WHAT YOU HAVE TO DO
Collect all lines from the records below that include the word "page".
:: DATASET RECORDS ::
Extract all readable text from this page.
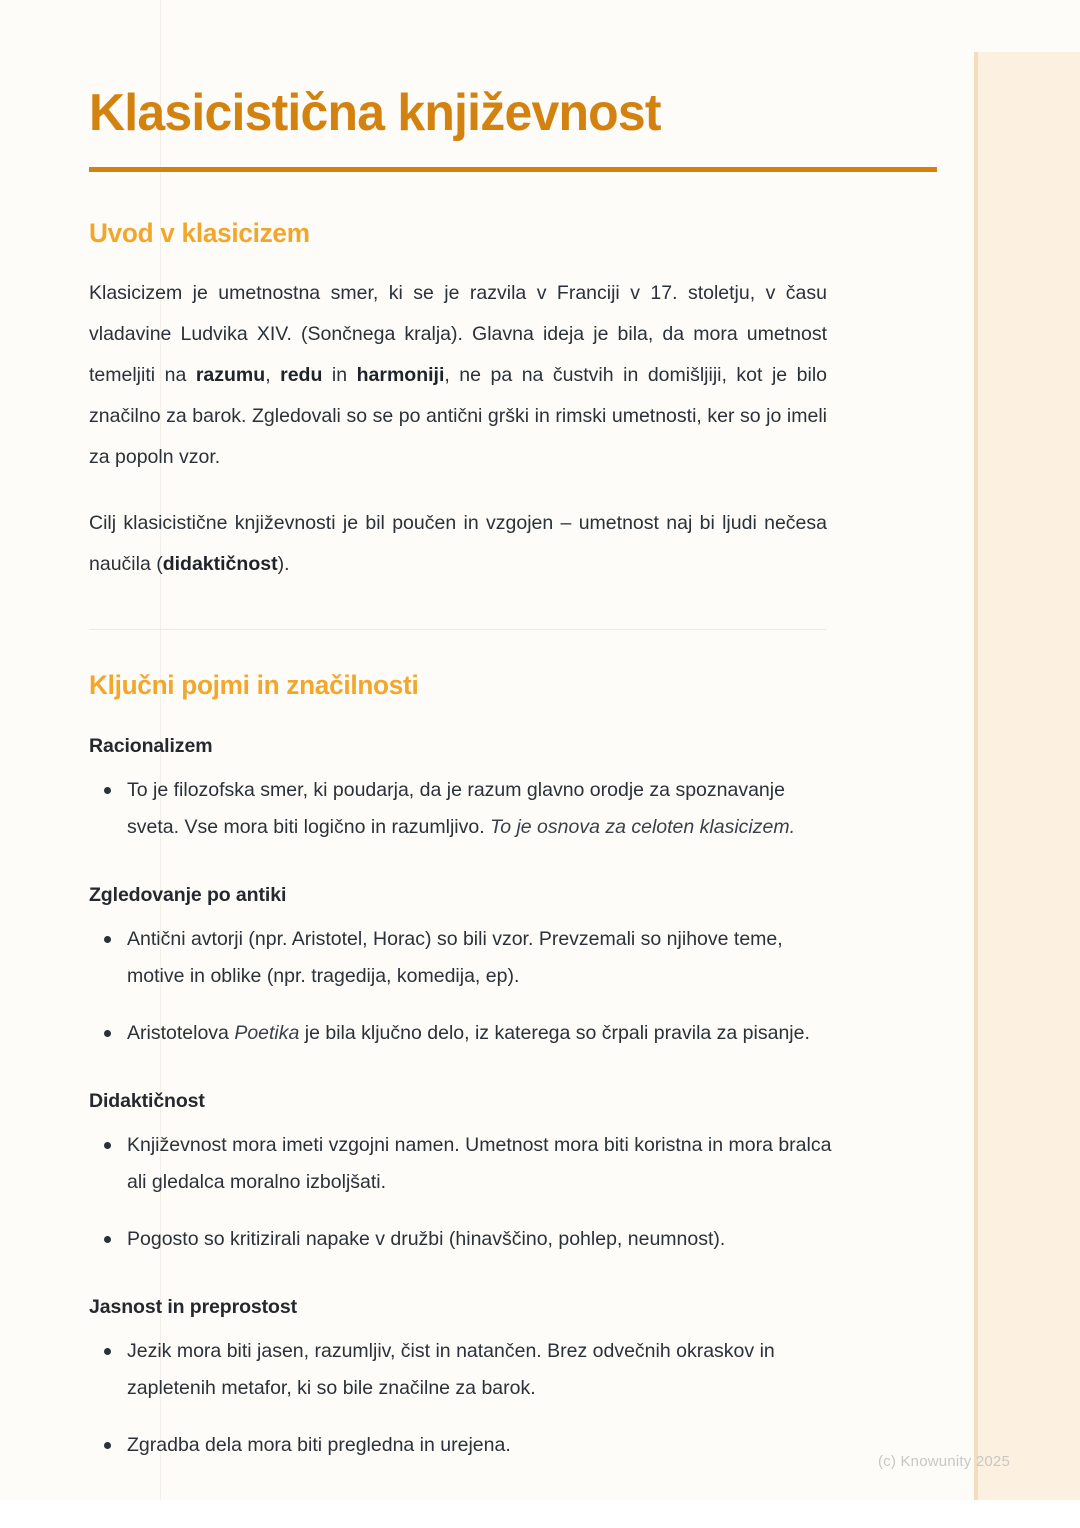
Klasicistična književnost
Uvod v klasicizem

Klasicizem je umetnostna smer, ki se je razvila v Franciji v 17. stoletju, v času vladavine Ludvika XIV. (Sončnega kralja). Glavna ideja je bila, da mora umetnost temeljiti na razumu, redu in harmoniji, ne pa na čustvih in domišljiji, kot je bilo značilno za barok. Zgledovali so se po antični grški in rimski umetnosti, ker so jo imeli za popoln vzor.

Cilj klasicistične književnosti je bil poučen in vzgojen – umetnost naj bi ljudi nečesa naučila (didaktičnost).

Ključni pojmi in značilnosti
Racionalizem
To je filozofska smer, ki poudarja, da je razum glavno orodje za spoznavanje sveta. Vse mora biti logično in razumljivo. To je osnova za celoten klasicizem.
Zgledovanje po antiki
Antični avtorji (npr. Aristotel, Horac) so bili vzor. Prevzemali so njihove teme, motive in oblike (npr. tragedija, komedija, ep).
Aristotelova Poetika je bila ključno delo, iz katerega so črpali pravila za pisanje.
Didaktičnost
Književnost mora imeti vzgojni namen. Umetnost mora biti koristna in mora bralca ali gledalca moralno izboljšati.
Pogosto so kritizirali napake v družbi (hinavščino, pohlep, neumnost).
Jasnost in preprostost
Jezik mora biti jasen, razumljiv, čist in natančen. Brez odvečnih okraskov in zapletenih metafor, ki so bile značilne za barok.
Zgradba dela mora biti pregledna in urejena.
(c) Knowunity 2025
:::
:: DATASET RECORDS ::
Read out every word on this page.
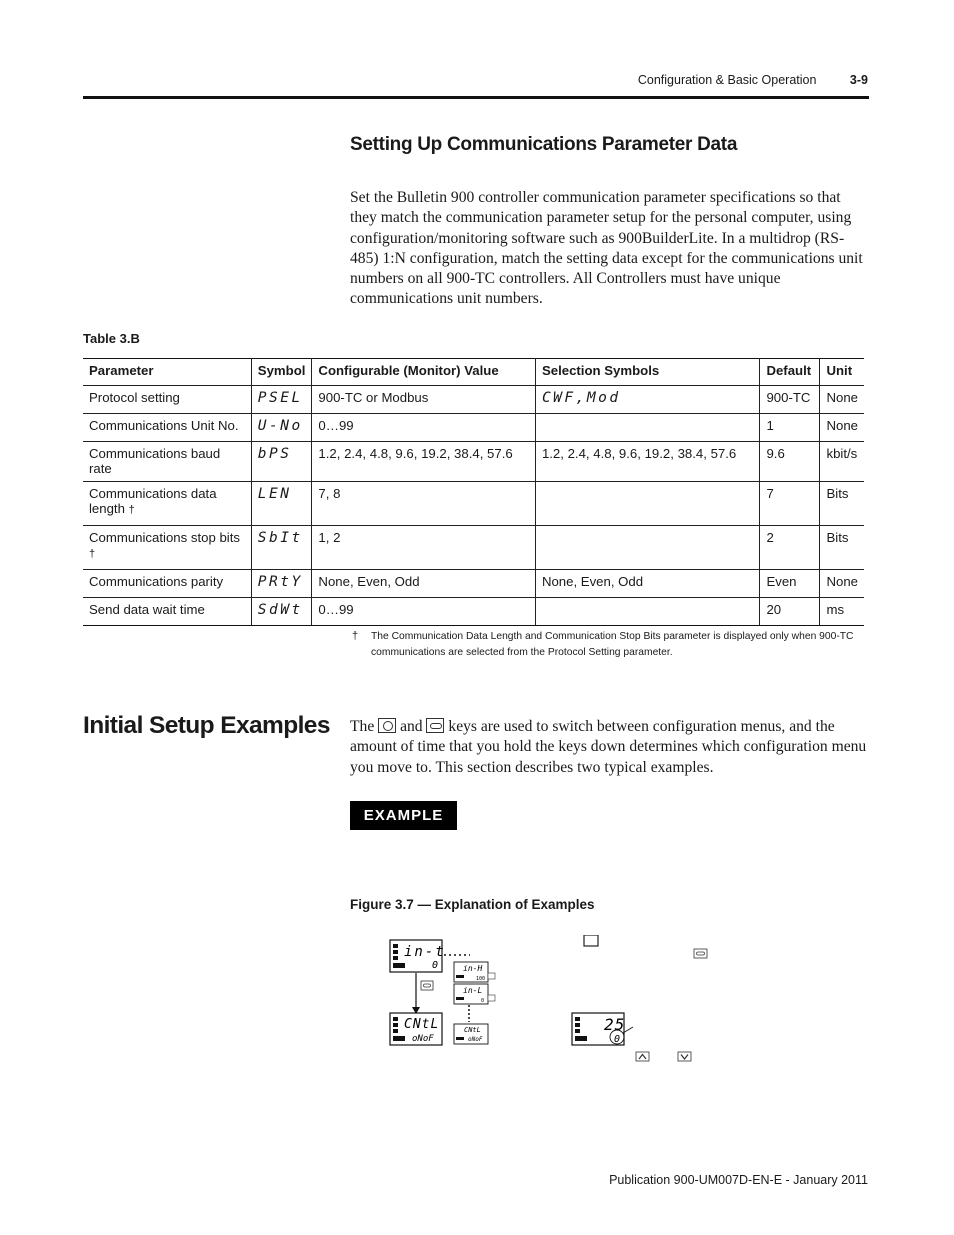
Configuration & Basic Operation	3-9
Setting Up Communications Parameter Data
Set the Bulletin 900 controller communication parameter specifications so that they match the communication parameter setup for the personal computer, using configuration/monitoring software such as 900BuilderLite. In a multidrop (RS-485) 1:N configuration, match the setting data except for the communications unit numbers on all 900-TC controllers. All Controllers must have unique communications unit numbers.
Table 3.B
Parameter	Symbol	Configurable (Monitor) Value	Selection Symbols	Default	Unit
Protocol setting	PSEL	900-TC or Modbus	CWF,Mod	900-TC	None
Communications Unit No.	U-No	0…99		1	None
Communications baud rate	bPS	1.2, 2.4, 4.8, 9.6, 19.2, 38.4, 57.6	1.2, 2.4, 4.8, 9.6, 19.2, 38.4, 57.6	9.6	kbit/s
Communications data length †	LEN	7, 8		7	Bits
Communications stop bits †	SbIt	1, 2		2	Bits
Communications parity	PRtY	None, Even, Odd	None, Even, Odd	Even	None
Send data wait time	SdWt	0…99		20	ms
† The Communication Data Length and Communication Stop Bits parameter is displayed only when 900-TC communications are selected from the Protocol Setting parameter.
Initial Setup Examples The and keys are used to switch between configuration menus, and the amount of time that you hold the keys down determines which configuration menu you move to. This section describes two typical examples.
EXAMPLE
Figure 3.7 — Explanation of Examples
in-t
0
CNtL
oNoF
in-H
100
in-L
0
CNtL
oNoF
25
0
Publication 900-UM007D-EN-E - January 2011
:::
RESPONSE TO THE EXERCISE
Extract all readable text from this page.
Read out every word on this page.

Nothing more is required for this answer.